* BEGIN Given records *

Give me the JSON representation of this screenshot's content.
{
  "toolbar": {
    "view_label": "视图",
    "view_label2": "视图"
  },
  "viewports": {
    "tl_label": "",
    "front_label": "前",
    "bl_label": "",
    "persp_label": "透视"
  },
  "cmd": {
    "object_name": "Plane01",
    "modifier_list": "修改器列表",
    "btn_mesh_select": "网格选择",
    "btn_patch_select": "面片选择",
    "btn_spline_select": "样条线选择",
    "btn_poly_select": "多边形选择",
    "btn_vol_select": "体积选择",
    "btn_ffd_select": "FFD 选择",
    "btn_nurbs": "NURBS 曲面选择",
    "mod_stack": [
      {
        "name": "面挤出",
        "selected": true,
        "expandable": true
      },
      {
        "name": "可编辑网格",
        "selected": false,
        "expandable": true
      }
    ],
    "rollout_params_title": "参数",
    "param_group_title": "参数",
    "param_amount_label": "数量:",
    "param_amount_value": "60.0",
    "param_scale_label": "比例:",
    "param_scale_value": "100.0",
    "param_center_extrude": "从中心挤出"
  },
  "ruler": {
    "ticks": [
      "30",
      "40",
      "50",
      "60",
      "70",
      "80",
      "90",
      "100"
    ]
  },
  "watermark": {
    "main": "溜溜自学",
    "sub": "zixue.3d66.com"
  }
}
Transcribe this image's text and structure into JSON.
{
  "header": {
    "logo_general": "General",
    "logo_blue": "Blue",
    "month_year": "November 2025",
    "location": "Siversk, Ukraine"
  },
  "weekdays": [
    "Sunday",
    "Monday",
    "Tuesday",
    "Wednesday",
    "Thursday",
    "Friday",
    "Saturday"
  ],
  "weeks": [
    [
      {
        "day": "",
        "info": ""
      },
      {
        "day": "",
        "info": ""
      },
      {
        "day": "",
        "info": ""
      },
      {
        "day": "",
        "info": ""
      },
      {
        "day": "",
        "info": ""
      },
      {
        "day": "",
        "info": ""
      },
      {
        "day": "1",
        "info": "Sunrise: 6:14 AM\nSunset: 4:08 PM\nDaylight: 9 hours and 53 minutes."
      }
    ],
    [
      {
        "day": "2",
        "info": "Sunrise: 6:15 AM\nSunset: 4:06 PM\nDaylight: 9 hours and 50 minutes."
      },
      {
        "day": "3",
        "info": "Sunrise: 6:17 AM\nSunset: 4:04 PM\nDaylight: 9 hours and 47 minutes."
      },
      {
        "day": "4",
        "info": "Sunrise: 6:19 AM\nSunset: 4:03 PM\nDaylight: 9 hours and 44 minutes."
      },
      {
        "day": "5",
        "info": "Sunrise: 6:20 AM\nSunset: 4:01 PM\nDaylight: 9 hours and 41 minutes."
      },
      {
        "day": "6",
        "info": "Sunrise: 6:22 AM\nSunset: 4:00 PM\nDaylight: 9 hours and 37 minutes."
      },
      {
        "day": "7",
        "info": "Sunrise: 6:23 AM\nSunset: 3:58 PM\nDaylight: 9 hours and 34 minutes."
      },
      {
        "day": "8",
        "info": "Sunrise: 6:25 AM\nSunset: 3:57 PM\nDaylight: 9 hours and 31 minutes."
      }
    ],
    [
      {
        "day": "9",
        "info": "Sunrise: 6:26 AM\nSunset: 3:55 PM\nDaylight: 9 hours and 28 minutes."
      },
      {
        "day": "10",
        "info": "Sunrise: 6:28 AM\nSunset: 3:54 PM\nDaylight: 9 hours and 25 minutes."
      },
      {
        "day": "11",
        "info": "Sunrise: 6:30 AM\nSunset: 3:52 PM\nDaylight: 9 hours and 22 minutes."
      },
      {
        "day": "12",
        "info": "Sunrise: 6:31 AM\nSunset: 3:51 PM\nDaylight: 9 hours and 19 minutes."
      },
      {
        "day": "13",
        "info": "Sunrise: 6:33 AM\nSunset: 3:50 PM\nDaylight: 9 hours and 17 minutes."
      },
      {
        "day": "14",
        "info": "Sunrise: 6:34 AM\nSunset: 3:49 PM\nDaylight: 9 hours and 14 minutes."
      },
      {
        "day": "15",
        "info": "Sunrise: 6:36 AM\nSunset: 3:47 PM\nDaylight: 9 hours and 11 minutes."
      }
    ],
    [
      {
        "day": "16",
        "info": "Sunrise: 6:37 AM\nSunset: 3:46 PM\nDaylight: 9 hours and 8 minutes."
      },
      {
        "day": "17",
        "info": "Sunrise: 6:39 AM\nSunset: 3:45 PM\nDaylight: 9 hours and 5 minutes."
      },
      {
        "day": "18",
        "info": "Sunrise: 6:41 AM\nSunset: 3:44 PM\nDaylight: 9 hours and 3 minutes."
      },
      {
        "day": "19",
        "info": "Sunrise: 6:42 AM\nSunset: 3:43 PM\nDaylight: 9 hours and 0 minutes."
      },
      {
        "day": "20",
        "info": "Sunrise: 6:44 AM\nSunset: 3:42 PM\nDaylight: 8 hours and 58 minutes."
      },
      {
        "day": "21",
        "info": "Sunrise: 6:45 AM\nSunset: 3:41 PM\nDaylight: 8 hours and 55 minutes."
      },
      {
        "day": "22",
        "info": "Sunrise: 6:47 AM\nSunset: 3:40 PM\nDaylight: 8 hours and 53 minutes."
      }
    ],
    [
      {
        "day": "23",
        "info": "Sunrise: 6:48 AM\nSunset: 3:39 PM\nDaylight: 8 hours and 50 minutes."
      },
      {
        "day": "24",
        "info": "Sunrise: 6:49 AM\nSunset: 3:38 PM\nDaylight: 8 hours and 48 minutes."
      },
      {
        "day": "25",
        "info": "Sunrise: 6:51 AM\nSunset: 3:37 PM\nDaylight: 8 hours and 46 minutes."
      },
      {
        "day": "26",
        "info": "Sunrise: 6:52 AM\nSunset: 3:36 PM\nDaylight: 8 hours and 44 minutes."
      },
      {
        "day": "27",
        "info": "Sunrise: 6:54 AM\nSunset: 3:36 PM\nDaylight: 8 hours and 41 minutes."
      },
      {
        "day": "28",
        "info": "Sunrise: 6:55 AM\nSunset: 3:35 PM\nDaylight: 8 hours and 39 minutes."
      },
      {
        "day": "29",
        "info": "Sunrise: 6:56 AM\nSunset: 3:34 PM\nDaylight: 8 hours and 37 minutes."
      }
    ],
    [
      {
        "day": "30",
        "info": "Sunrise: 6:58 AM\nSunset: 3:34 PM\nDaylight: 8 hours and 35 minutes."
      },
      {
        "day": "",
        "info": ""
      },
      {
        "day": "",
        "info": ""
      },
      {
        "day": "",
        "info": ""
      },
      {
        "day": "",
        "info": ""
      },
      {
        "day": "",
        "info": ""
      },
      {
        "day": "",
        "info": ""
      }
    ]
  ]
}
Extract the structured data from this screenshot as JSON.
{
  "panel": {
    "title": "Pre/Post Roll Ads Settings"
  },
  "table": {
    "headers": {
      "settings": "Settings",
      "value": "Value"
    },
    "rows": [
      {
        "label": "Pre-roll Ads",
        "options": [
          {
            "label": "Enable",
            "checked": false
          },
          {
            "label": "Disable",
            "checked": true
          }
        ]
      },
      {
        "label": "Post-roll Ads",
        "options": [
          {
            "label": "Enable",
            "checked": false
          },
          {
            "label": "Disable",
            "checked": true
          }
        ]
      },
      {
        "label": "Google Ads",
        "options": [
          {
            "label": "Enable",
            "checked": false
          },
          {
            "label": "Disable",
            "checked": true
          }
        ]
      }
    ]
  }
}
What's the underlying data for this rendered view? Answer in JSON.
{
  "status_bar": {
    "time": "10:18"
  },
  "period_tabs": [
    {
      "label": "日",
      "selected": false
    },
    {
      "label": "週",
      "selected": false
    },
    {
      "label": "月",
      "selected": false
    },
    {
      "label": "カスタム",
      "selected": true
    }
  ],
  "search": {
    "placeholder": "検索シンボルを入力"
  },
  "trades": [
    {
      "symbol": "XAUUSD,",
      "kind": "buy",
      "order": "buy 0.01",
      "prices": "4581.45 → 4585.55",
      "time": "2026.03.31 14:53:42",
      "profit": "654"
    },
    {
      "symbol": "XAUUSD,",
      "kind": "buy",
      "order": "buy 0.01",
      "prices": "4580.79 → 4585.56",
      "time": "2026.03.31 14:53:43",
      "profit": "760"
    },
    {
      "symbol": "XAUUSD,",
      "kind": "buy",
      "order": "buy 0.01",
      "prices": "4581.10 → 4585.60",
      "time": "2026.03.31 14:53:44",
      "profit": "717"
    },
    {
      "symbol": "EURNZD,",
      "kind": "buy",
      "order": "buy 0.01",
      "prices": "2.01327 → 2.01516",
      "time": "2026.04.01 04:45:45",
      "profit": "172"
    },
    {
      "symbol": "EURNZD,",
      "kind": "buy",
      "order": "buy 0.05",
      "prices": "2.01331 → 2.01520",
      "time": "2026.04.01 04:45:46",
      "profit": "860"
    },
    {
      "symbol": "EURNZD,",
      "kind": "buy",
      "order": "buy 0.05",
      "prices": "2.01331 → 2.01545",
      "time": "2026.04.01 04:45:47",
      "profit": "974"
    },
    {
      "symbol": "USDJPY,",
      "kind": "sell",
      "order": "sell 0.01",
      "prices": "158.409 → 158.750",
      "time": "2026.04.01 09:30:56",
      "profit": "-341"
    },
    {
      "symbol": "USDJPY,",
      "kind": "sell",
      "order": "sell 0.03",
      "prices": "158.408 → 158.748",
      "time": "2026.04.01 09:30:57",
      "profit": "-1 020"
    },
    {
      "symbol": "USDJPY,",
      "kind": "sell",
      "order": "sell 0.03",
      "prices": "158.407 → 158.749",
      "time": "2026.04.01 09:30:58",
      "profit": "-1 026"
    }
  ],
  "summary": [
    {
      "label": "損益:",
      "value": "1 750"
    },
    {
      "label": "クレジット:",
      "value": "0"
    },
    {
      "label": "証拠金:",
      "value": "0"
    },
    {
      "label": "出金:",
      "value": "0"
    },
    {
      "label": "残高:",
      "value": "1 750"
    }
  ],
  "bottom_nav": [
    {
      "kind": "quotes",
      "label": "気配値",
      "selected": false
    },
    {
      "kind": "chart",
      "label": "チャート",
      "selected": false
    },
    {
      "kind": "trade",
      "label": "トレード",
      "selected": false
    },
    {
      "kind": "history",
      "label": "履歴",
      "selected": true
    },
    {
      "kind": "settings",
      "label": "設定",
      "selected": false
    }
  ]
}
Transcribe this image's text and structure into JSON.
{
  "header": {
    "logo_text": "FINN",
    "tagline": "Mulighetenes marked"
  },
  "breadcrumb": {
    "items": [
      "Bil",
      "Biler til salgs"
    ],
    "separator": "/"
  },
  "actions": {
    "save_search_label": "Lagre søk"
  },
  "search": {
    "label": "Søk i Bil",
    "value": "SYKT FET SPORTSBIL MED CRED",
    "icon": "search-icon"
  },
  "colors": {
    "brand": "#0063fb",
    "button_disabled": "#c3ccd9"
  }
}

* END Given records *

Look through the data above. Each line containing the word "this" needs to be copied.

Give me the JSON representation of this screenshot's content.
Transcribe this image's text and structure into JSON.
Extract the structured data from this screenshot as JSON.
What's the underlying data for this rendered view? Answer in JSON.
Transcribe this image's text and structure into JSON.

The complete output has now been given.